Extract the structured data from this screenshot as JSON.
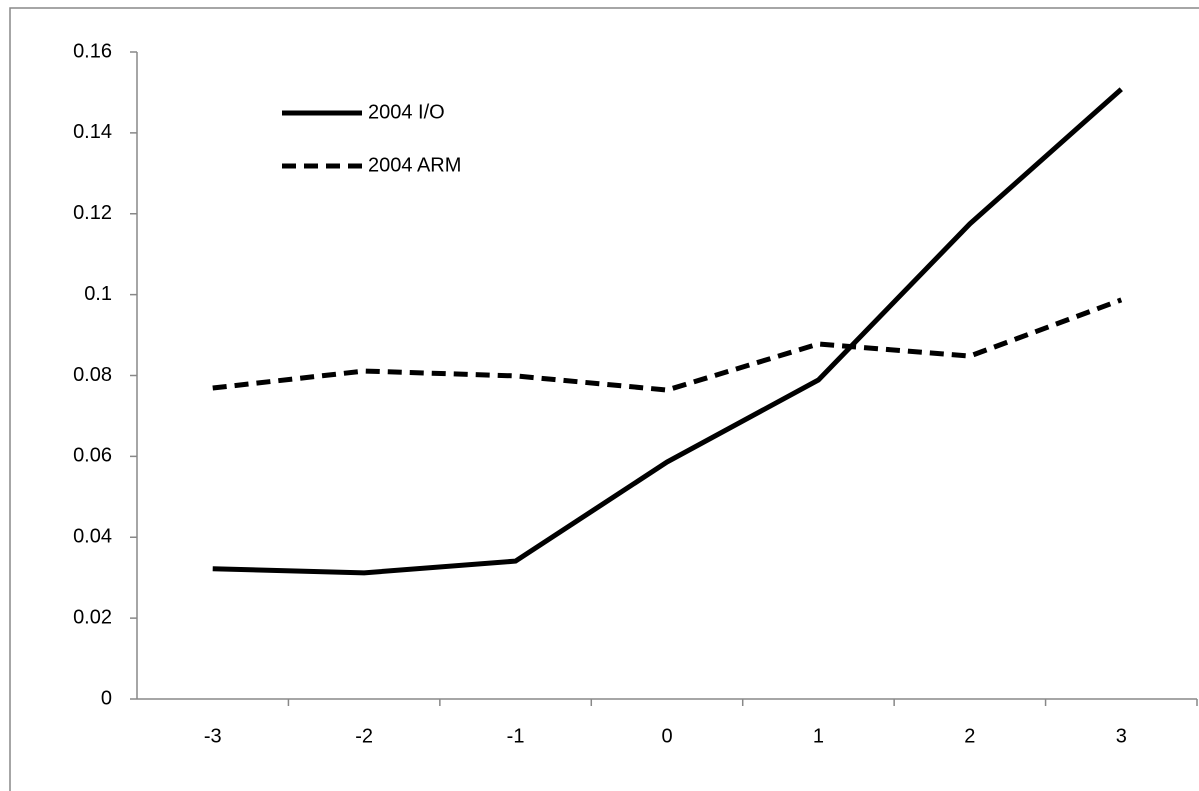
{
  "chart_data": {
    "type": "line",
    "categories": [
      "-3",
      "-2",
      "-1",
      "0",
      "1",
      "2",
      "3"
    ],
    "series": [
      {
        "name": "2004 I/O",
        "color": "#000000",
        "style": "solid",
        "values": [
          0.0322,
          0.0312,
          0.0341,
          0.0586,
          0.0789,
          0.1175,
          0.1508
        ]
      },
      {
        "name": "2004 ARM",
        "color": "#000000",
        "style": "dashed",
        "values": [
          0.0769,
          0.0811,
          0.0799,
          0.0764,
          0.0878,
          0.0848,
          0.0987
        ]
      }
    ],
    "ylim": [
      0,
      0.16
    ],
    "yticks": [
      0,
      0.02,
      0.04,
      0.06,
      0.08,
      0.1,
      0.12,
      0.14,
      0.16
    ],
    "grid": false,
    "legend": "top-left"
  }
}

--

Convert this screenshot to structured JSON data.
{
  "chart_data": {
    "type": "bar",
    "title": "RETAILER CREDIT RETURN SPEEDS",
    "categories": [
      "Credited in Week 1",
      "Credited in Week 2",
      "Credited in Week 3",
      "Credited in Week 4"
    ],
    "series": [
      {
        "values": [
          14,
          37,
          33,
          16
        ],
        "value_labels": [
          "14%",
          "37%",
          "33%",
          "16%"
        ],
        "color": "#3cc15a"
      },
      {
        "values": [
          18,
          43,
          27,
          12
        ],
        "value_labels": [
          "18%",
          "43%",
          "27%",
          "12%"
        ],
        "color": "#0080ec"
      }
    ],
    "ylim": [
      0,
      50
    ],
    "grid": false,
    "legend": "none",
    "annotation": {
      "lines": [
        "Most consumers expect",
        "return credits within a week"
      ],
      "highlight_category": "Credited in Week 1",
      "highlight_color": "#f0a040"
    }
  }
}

...

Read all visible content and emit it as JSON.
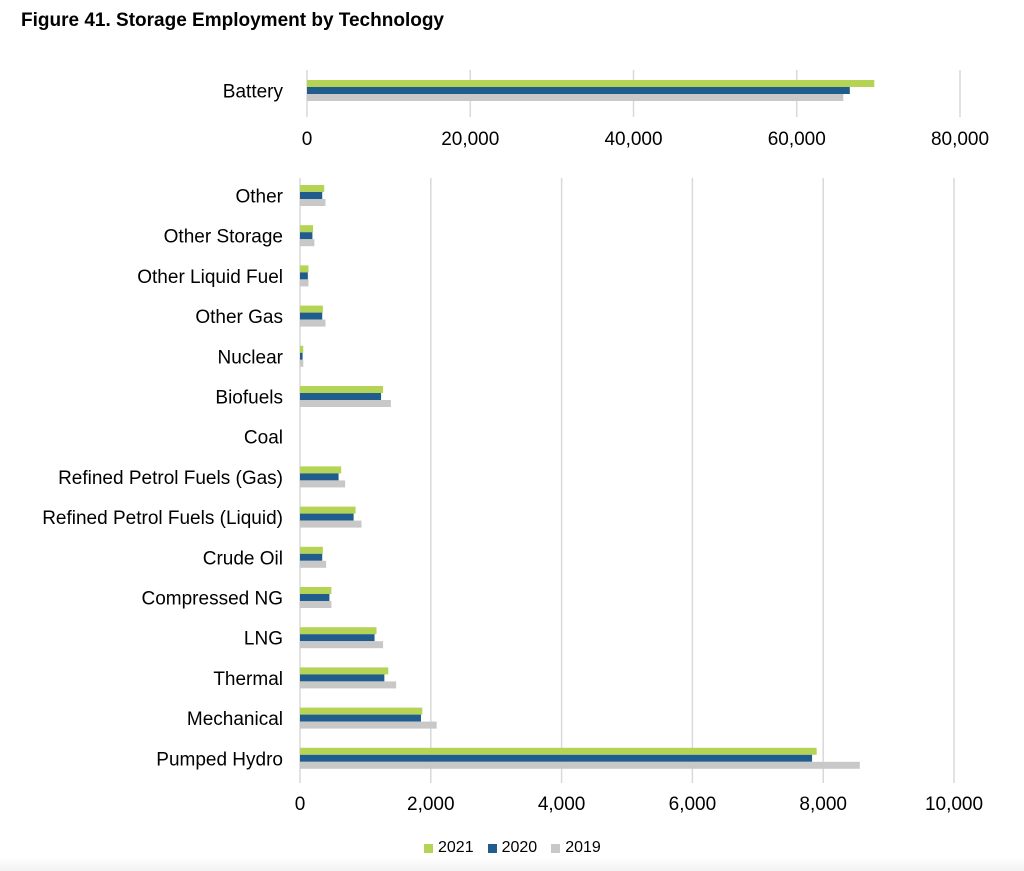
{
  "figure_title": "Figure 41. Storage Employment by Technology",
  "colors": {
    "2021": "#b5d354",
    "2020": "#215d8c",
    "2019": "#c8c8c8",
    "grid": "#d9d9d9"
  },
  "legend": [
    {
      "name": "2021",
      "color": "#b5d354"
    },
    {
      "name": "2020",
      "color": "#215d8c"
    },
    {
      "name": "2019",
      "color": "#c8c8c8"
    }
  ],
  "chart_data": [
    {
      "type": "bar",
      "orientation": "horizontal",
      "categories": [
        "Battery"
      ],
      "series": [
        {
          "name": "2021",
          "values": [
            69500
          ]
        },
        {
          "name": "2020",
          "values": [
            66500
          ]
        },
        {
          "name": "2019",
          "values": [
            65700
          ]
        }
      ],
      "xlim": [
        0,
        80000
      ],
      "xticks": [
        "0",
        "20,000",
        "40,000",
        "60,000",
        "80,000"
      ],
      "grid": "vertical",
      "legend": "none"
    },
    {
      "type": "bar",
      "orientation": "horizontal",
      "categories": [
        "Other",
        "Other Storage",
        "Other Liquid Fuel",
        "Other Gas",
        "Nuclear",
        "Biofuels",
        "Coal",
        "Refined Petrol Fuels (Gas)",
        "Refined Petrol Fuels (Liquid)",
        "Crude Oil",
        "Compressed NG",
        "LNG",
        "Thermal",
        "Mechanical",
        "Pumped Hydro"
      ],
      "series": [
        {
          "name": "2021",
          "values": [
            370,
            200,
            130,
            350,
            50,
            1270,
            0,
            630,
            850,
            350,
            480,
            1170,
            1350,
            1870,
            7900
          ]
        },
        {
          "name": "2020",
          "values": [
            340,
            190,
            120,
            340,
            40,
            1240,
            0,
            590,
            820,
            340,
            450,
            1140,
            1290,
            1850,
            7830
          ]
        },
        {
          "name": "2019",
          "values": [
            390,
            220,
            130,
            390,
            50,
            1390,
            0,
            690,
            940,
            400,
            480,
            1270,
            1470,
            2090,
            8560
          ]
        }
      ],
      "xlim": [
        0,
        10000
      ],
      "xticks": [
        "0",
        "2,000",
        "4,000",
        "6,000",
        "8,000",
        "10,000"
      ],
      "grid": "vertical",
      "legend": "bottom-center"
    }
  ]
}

--- EXERCISE GOAL ---
Search the records above for the string "Storage". Copy every line that contains it.

--- THE REPLY ---
  "figure_title": "Figure 41. Storage Employment by Technology",
        "Other Storage",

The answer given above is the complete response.